**Task description**
Restate the entries word for word, omitting nothing.

====

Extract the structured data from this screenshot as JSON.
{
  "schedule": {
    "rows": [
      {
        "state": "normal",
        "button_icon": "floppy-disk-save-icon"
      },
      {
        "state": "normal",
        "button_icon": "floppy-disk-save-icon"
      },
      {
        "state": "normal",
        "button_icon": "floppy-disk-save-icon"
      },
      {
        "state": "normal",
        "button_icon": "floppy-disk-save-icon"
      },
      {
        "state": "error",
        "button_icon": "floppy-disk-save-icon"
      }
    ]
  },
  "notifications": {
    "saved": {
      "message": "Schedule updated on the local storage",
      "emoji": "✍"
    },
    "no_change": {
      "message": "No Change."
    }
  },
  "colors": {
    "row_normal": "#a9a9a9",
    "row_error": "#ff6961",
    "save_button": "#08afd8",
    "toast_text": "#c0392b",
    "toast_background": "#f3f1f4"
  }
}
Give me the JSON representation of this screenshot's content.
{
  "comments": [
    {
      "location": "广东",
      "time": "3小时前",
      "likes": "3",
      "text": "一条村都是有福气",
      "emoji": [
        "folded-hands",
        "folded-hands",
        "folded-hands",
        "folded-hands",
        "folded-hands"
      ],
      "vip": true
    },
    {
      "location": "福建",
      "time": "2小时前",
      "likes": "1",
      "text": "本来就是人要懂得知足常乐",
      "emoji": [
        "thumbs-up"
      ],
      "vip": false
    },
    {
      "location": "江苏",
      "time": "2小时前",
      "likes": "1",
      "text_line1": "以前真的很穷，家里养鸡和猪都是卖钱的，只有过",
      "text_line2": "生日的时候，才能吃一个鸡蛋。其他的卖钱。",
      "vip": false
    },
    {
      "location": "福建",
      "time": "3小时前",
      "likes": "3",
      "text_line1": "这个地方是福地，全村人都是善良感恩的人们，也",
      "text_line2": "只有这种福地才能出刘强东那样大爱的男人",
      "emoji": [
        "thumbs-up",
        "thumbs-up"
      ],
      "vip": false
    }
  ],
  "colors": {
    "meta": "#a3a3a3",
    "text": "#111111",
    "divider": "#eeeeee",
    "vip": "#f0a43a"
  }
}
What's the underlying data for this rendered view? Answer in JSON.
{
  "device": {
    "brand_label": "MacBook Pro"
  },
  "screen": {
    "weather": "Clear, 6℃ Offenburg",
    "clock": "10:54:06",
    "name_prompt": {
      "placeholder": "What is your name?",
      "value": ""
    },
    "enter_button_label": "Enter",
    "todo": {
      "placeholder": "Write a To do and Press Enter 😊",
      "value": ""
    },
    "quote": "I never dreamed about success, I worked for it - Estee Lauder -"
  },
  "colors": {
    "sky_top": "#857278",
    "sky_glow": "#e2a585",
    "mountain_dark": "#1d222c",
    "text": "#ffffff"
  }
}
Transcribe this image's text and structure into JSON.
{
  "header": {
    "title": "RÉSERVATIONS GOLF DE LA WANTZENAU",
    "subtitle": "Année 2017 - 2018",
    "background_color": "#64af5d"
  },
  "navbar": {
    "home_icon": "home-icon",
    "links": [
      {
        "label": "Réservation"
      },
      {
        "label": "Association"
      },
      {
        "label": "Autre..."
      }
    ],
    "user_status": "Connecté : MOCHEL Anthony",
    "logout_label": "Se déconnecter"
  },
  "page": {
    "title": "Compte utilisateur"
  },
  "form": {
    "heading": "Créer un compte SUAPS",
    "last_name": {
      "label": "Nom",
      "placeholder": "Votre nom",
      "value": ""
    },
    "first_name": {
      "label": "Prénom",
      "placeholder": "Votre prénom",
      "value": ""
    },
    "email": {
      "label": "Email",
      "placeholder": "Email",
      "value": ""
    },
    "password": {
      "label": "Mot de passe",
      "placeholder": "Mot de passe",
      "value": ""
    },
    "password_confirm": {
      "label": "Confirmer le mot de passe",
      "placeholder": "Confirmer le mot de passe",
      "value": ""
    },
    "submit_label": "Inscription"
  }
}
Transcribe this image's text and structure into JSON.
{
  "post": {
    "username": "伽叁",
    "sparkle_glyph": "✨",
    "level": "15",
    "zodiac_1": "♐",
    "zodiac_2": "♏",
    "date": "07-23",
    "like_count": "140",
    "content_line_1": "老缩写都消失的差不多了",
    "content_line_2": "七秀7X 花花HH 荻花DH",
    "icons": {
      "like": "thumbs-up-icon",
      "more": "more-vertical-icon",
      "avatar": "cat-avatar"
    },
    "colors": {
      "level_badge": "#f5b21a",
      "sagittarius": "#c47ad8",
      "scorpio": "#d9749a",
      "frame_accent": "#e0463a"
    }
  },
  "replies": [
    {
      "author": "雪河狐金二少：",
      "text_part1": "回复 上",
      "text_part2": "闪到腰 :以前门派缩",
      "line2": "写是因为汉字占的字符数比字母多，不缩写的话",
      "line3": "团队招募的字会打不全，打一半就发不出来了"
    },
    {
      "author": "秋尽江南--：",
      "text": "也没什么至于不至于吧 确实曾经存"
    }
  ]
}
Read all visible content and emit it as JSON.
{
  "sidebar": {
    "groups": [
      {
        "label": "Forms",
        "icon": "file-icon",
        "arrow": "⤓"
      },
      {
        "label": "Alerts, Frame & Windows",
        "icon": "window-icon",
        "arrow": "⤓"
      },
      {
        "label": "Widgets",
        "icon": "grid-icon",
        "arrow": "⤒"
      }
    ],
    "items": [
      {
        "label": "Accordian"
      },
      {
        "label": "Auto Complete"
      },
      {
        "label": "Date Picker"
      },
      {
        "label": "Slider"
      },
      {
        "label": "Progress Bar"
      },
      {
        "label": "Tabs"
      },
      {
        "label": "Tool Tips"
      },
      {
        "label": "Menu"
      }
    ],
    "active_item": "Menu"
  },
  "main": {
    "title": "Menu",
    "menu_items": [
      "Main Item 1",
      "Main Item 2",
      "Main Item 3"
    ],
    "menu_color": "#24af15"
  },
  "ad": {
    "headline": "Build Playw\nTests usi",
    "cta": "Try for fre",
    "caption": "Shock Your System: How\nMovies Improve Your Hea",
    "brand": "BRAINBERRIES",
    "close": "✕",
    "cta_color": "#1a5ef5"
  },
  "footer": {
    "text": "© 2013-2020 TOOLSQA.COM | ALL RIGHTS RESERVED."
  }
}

====

**Solution to this task**
Extract the structured data from this screenshot as JSON.
{
  "schedule": {
    "rows": [
      {
        "state": "normal",
        "button_icon": "floppy-disk-save-icon"
      },
      {
        "state": "normal",
        "button_icon": "floppy-disk-save-icon"
      },
      {
        "state": "normal",
        "button_icon": "floppy-disk-save-icon"
      },
      {
        "state": "normal",
        "button_icon": "floppy-disk-save-icon"
      },
      {
        "state": "error",
        "button_icon": "floppy-disk-save-icon"
      }
    ]
  },
  "notifications": {
    "saved": {
      "message": "Schedule updated on the local storage",
      "emoji": "✍"
    },
    "no_change": {
      "message": "No Change."
    }
  },
  "colors": {
    "row_normal": "#a9a9a9",
    "row_error": "#ff6961",
    "save_button": "#08afd8",
    "toast_text": "#c0392b",
    "toast_background": "#f3f1f4"
  }
}
Give me the JSON representation of this screenshot's content.
{
  "comments": [
    {
      "location": "广东",
      "time": "3小时前",
      "likes": "3",
      "text": "一条村都是有福气",
      "emoji": [
        "folded-hands",
        "folded-hands",
        "folded-hands",
        "folded-hands",
        "folded-hands"
      ],
      "vip": true
    },
    {
      "location": "福建",
      "time": "2小时前",
      "likes": "1",
      "text": "本来就是人要懂得知足常乐",
      "emoji": [
        "thumbs-up"
      ],
      "vip": false
    },
    {
      "location": "江苏",
      "time": "2小时前",
      "likes": "1",
      "text_line1": "以前真的很穷，家里养鸡和猪都是卖钱的，只有过",
      "text_line2": "生日的时候，才能吃一个鸡蛋。其他的卖钱。",
      "vip": false
    },
    {
      "location": "福建",
      "time": "3小时前",
      "likes": "3",
      "text_line1": "这个地方是福地，全村人都是善良感恩的人们，也",
      "text_line2": "只有这种福地才能出刘强东那样大爱的男人",
      "emoji": [
        "thumbs-up",
        "thumbs-up"
      ],
      "vip": false
    }
  ],
  "colors": {
    "meta": "#a3a3a3",
    "text": "#111111",
    "divider": "#eeeeee",
    "vip": "#f0a43a"
  }
}
What's the underlying data for this rendered view? Answer in JSON.
{
  "device": {
    "brand_label": "MacBook Pro"
  },
  "screen": {
    "weather": "Clear, 6℃ Offenburg",
    "clock": "10:54:06",
    "name_prompt": {
      "placeholder": "What is your name?",
      "value": ""
    },
    "enter_button_label": "Enter",
    "todo": {
      "placeholder": "Write a To do and Press Enter 😊",
      "value": ""
    },
    "quote": "I never dreamed about success, I worked for it - Estee Lauder -"
  },
  "colors": {
    "sky_top": "#857278",
    "sky_glow": "#e2a585",
    "mountain_dark": "#1d222c",
    "text": "#ffffff"
  }
}
Transcribe this image's text and structure into JSON.
{
  "header": {
    "title": "RÉSERVATIONS GOLF DE LA WANTZENAU",
    "subtitle": "Année 2017 - 2018",
    "background_color": "#64af5d"
  },
  "navbar": {
    "home_icon": "home-icon",
    "links": [
      {
        "label": "Réservation"
      },
      {
        "label": "Association"
      },
      {
        "label": "Autre..."
      }
    ],
    "user_status": "Connecté : MOCHEL Anthony",
    "logout_label": "Se déconnecter"
  },
  "page": {
    "title": "Compte utilisateur"
  },
  "form": {
    "heading": "Créer un compte SUAPS",
    "last_name": {
      "label": "Nom",
      "placeholder": "Votre nom",
      "value": ""
    },
    "first_name": {
      "label": "Prénom",
      "placeholder": "Votre prénom",
      "value": ""
    },
    "email": {
      "label": "Email",
      "placeholder": "Email",
      "value": ""
    },
    "password": {
      "label": "Mot de passe",
      "placeholder": "Mot de passe",
      "value": ""
    },
    "password_confirm": {
      "label": "Confirmer le mot de passe",
      "placeholder": "Confirmer le mot de passe",
      "value": ""
    },
    "submit_label": "Inscription"
  }
}
Transcribe this image's text and structure into JSON.
{
  "post": {
    "username": "伽叁",
    "sparkle_glyph": "✨",
    "level": "15",
    "zodiac_1": "♐",
    "zodiac_2": "♏",
    "date": "07-23",
    "like_count": "140",
    "content_line_1": "老缩写都消失的差不多了",
    "content_line_2": "七秀7X 花花HH 荻花DH",
    "icons": {
      "like": "thumbs-up-icon",
      "more": "more-vertical-icon",
      "avatar": "cat-avatar"
    },
    "colors": {
      "level_badge": "#f5b21a",
      "sagittarius": "#c47ad8",
      "scorpio": "#d9749a",
      "frame_accent": "#e0463a"
    }
  },
  "replies": [
    {
      "author": "雪河狐金二少：",
      "text_part1": "回复 上",
      "text_part2": "闪到腰 :以前门派缩",
      "line2": "写是因为汉字占的字符数比字母多，不缩写的话",
      "line3": "团队招募的字会打不全，打一半就发不出来了"
    },
    {
      "author": "秋尽江南--：",
      "text": "也没什么至于不至于吧 确实曾经存"
    }
  ]
}
Read all visible content and emit it as JSON.
{
  "sidebar": {
    "groups": [
      {
        "label": "Forms",
        "icon": "file-icon",
        "arrow": "⤓"
      },
      {
        "label": "Alerts, Frame & Windows",
        "icon": "window-icon",
        "arrow": "⤓"
      },
      {
        "label": "Widgets",
        "icon": "grid-icon",
        "arrow": "⤒"
      }
    ],
    "items": [
      {
        "label": "Accordian"
      },
      {
        "label": "Auto Complete"
      },
      {
        "label": "Date Picker"
      },
      {
        "label": "Slider"
      },
      {
        "label": "Progress Bar"
      },
      {
        "label": "Tabs"
      },
      {
        "label": "Tool Tips"
      },
      {
        "label": "Menu"
      }
    ],
    "active_item": "Menu"
  },
  "main": {
    "title": "Menu",
    "menu_items": [
      "Main Item 1",
      "Main Item 2",
      "Main Item 3"
    ],
    "menu_color": "#24af15"
  },
  "ad": {
    "headline": "Build Playw\nTests usi",
    "cta": "Try for fre",
    "caption": "Shock Your System: How\nMovies Improve Your Hea",
    "brand": "BRAINBERRIES",
    "close": "✕",
    "cta_color": "#1a5ef5"
  },
  "footer": {
    "text": "© 2013-2020 TOOLSQA.COM | ALL RIGHTS RESERVED."
  }
}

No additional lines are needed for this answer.